Raw records
--- Begin ---
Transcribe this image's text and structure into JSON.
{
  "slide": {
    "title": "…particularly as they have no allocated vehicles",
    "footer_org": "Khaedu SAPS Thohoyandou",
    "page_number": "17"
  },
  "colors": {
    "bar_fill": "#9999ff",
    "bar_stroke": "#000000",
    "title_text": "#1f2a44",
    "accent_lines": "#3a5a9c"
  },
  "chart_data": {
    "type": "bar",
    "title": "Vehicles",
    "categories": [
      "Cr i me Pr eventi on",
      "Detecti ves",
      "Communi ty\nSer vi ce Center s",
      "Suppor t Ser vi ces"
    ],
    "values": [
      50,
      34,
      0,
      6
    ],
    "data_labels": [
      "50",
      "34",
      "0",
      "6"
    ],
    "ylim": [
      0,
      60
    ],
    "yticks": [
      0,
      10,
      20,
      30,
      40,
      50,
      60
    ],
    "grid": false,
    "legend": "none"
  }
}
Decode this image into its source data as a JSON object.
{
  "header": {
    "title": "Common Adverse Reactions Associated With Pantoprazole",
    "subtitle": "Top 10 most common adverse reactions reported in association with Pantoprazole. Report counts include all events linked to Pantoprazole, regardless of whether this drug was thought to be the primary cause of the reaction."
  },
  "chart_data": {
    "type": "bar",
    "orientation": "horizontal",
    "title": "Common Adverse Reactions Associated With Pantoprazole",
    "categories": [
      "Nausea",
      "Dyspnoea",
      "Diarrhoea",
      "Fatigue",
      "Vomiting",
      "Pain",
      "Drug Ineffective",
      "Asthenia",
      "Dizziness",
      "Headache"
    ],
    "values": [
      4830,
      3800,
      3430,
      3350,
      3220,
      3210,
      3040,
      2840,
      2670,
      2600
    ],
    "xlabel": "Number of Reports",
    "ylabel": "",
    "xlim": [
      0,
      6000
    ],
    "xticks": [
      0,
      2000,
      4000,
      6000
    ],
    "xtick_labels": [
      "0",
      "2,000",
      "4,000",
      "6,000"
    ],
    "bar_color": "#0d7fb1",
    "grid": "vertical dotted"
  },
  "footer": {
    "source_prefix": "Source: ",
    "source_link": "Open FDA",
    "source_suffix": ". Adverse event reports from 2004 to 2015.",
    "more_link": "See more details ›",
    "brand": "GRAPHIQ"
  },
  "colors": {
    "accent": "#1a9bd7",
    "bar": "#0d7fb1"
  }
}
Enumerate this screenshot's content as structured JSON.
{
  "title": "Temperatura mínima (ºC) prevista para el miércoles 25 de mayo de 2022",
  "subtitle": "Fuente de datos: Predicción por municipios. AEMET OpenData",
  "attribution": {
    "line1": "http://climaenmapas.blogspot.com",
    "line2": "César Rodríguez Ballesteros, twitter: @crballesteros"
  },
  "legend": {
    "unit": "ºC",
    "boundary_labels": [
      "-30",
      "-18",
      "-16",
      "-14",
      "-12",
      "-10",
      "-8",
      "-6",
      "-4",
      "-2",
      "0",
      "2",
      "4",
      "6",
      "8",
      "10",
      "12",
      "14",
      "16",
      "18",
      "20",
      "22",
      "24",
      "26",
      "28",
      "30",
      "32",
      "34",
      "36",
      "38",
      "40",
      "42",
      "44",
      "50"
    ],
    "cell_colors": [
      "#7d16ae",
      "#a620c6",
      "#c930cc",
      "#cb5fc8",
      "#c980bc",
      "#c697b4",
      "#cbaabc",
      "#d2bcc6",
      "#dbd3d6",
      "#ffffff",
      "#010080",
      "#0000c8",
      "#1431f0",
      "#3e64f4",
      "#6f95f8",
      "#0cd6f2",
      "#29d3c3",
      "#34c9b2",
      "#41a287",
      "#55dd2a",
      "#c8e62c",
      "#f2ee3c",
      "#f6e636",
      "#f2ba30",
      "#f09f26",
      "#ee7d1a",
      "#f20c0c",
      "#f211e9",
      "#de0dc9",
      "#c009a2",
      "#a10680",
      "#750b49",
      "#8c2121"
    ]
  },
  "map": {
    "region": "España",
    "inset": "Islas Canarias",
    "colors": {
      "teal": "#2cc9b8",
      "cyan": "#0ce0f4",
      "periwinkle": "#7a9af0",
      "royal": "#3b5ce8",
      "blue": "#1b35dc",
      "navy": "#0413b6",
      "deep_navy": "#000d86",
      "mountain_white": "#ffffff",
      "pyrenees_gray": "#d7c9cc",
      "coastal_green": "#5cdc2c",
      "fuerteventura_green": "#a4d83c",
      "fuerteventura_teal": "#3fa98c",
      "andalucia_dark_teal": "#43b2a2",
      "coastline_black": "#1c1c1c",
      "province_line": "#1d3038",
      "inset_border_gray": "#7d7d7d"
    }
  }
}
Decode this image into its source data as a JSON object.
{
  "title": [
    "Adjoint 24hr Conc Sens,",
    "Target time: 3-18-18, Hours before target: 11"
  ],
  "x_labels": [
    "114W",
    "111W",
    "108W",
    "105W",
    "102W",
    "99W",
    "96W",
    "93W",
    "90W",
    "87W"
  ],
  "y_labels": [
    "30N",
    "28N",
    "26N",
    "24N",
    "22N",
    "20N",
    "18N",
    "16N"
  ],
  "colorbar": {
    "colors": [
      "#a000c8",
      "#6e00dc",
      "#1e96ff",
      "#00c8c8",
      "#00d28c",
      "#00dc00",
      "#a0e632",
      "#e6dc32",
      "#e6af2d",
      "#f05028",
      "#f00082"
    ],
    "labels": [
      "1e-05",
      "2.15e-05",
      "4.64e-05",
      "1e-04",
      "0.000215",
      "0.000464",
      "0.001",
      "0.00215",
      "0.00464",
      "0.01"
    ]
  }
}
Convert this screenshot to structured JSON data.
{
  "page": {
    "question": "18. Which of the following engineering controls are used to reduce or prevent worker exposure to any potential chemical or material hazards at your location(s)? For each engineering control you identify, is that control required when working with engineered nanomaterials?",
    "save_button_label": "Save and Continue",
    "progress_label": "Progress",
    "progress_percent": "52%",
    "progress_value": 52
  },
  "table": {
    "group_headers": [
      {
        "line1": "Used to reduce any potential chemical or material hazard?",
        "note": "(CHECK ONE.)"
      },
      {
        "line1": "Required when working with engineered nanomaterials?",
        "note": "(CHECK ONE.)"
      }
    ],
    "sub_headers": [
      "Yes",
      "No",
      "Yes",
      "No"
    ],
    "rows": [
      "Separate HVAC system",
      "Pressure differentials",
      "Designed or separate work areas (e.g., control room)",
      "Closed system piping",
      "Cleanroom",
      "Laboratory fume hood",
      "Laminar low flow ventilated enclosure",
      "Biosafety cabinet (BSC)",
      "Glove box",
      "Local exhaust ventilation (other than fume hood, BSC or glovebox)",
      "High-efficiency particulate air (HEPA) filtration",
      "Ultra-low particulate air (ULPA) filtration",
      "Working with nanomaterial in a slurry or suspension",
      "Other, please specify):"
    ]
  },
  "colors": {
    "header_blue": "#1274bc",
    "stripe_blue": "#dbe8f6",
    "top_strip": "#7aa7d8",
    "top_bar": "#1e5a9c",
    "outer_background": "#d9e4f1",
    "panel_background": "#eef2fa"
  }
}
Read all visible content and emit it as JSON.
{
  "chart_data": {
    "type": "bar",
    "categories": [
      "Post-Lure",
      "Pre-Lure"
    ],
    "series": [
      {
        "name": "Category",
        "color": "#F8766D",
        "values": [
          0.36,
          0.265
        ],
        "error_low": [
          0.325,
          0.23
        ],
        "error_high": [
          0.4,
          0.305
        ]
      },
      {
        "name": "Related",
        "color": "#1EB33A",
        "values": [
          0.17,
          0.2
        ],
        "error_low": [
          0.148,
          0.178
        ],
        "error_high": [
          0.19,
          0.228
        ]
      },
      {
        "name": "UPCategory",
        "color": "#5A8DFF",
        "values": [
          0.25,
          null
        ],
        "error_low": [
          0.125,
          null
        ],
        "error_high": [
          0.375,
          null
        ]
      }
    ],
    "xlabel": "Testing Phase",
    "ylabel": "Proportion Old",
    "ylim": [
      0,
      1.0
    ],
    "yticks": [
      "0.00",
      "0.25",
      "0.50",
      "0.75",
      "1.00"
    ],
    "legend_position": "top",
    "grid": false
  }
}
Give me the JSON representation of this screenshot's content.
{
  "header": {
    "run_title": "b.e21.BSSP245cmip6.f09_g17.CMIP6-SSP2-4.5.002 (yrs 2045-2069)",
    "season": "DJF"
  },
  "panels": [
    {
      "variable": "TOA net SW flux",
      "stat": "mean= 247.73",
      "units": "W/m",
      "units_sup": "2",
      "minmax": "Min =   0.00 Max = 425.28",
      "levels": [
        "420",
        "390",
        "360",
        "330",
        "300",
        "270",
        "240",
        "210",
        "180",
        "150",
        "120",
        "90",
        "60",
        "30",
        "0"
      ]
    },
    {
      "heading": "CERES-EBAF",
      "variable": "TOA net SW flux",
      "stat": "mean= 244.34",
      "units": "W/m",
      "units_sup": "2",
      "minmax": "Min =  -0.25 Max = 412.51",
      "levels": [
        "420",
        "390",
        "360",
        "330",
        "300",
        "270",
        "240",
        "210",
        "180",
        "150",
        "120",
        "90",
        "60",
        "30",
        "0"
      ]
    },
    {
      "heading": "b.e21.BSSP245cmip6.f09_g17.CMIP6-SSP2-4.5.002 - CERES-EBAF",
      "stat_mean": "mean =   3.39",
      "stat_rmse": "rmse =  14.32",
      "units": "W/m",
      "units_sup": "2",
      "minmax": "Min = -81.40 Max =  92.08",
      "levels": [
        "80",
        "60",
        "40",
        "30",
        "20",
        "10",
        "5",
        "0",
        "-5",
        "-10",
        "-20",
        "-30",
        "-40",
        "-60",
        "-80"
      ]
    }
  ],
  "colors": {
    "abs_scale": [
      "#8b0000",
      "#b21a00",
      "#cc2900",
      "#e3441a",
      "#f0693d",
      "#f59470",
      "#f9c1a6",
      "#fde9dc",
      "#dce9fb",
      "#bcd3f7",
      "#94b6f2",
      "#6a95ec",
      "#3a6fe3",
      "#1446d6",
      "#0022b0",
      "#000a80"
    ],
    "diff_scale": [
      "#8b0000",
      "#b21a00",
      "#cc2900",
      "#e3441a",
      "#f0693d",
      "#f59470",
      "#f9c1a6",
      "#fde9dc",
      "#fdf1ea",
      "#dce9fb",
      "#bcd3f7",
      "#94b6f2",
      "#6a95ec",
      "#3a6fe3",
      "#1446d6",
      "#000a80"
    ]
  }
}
--- End ---
● The exercise: Gather up every line in the data above that contains the word "hood", copying each one.

● Exercise answer:
      "Laboratory fume hood",
      "Local exhaust ventilation (other than fume hood, BSC or glovebox)",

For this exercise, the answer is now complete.